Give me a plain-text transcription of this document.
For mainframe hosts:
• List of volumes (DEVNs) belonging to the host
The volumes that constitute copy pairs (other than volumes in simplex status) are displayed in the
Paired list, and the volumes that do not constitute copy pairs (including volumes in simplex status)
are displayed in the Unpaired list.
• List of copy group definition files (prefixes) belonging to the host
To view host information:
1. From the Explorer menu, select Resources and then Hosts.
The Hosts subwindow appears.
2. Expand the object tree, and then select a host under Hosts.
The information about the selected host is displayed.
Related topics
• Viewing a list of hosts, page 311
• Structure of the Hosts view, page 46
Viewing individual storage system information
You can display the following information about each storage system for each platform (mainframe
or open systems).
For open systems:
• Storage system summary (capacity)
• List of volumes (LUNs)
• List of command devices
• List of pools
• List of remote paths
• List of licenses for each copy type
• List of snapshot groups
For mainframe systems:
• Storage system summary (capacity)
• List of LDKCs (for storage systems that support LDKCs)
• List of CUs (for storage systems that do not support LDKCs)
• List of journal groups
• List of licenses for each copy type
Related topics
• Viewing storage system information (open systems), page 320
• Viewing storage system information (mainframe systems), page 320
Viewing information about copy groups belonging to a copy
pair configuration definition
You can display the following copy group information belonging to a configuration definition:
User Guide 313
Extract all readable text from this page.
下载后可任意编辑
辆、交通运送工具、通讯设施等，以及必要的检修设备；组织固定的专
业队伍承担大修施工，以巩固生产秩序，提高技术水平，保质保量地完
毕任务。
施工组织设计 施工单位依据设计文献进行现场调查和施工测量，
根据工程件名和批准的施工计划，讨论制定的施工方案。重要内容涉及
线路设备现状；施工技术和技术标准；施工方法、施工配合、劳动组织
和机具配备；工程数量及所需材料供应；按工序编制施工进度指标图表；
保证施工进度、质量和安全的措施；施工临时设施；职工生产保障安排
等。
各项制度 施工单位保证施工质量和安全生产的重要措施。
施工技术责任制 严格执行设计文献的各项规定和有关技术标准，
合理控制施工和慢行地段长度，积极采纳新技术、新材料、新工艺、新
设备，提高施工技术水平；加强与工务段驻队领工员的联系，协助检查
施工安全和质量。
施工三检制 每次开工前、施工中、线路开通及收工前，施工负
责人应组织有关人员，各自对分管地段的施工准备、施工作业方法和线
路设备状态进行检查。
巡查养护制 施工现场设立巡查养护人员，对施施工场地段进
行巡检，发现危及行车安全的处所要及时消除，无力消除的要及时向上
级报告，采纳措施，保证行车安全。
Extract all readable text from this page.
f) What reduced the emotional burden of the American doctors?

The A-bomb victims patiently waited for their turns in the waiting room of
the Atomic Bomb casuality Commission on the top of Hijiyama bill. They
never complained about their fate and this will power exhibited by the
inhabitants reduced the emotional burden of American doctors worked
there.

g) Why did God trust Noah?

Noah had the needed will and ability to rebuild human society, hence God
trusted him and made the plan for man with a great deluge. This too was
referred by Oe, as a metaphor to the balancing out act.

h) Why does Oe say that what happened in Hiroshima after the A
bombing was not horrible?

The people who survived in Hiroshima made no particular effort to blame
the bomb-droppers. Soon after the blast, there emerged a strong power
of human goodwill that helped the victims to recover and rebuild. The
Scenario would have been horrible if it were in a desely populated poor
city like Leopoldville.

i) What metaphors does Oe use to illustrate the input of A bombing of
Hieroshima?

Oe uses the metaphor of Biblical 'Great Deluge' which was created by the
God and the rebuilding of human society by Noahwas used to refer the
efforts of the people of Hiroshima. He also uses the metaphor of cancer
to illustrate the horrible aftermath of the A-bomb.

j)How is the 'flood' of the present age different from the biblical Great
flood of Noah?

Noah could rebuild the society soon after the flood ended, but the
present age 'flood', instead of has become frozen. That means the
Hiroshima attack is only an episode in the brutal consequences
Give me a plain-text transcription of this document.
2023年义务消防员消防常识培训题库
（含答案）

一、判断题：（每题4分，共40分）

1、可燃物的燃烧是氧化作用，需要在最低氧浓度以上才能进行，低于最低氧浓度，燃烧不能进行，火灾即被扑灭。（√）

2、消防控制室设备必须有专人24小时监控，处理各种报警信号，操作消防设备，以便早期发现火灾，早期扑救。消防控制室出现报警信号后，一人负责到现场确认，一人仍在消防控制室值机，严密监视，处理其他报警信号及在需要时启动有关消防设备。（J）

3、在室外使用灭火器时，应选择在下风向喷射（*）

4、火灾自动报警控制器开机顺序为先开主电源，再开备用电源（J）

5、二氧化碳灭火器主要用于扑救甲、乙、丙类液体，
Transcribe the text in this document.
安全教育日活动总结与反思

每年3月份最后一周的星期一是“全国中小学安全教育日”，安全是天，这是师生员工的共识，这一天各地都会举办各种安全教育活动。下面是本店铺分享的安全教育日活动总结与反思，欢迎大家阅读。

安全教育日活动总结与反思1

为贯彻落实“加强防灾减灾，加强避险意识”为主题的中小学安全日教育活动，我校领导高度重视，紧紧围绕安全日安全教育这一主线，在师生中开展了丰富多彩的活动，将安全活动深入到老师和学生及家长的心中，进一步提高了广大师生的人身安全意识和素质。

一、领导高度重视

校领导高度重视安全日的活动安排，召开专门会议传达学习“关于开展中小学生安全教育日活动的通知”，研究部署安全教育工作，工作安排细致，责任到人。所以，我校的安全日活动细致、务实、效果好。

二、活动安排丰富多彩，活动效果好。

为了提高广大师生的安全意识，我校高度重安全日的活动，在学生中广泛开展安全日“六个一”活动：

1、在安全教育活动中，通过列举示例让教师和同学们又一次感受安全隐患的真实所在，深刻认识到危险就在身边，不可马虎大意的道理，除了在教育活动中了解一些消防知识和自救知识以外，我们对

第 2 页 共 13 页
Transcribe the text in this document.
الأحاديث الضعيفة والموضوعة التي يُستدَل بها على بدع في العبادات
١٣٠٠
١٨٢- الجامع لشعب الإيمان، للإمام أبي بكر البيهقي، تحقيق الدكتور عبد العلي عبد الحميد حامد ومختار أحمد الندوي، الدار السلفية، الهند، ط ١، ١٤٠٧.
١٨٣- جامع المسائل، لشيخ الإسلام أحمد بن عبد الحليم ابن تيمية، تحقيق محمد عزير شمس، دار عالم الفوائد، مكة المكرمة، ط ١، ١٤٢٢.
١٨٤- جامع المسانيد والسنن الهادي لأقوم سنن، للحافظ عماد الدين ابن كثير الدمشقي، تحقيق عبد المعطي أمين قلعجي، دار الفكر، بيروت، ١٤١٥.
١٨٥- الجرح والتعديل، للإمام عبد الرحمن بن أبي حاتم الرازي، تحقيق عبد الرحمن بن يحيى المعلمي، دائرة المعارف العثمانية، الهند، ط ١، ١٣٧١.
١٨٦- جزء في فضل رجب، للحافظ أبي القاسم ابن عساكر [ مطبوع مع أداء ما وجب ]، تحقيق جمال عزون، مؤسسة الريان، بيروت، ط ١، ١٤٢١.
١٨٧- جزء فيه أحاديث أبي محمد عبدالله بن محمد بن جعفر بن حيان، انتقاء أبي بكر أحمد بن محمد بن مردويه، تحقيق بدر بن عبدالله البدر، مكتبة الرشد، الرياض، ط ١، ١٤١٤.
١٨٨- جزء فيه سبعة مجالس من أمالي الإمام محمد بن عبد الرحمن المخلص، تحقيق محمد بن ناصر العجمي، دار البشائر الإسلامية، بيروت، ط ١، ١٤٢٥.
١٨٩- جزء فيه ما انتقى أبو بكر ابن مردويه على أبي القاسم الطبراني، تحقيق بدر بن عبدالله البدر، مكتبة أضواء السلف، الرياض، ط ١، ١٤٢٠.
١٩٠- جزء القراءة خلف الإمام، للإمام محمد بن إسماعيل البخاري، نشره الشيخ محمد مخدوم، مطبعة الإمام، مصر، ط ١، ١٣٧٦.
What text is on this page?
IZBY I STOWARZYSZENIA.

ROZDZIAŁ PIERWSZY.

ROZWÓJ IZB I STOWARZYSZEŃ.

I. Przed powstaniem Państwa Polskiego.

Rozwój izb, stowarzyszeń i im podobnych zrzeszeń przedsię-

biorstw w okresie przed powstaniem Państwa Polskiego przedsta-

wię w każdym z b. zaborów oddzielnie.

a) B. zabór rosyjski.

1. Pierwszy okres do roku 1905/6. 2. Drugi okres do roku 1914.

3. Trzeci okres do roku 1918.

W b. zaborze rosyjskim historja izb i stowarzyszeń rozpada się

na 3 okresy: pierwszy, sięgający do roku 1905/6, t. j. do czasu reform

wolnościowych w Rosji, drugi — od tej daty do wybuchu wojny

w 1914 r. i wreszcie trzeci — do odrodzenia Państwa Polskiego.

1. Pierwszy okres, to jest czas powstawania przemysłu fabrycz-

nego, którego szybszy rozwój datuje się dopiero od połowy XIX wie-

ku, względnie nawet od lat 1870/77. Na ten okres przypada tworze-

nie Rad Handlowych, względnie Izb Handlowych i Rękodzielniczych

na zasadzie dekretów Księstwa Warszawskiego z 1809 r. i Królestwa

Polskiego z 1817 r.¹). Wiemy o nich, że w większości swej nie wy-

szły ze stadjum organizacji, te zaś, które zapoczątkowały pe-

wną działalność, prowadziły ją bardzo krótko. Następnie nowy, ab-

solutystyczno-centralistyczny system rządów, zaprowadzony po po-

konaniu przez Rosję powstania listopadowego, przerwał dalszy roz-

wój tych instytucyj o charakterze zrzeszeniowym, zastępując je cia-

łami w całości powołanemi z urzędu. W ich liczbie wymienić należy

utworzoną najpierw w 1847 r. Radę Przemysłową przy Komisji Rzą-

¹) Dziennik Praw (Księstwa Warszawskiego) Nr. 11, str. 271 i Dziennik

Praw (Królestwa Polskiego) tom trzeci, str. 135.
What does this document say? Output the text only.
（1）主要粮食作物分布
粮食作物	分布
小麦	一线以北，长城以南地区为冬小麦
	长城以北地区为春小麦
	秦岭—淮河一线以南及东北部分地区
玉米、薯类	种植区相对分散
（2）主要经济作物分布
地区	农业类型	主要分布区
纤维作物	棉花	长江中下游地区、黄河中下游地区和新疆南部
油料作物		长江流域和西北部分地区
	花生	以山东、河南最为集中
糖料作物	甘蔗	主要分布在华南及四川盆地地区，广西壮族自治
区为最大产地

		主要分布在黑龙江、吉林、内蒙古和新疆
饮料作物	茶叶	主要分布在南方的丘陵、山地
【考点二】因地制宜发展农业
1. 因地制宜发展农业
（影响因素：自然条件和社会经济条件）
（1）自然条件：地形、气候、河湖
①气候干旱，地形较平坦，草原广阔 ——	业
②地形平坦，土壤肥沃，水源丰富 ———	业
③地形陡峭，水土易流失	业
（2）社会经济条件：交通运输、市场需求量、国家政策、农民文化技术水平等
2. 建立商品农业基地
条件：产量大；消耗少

☆ ☆ ☆

** REQUIRED TASK **
Quote, without alteration, the final stretch of the entries: the line with "What does this" onward to the last line.

** FINISHED ANSWER **
What does this document say? Output the text only.
（1）主要粮食作物分布
粮食作物	分布
小麦	一线以北，长城以南地区为冬小麦
	长城以北地区为春小麦
	秦岭—淮河一线以南及东北部分地区
玉米、薯类	种植区相对分散
（2）主要经济作物分布
地区	农业类型	主要分布区
纤维作物	棉花	长江中下游地区、黄河中下游地区和新疆南部
油料作物		长江流域和西北部分地区
	花生	以山东、河南最为集中
糖料作物	甘蔗	主要分布在华南及四川盆地地区，广西壮族自治
区为最大产地

		主要分布在黑龙江、吉林、内蒙古和新疆
饮料作物	茶叶	主要分布在南方的丘陵、山地
【考点二】因地制宜发展农业
1. 因地制宜发展农业
（影响因素：自然条件和社会经济条件）
（1）自然条件：地形、气候、河湖
①气候干旱，地形较平坦，草原广阔 ——	业
②地形平坦，土壤肥沃，水源丰富 ———	业
③地形陡峭，水土易流失	业
（2）社会经济条件：交通运输、市场需求量、国家政策、农民文化技术水平等
2. 建立商品农业基地
条件：产量大；消耗少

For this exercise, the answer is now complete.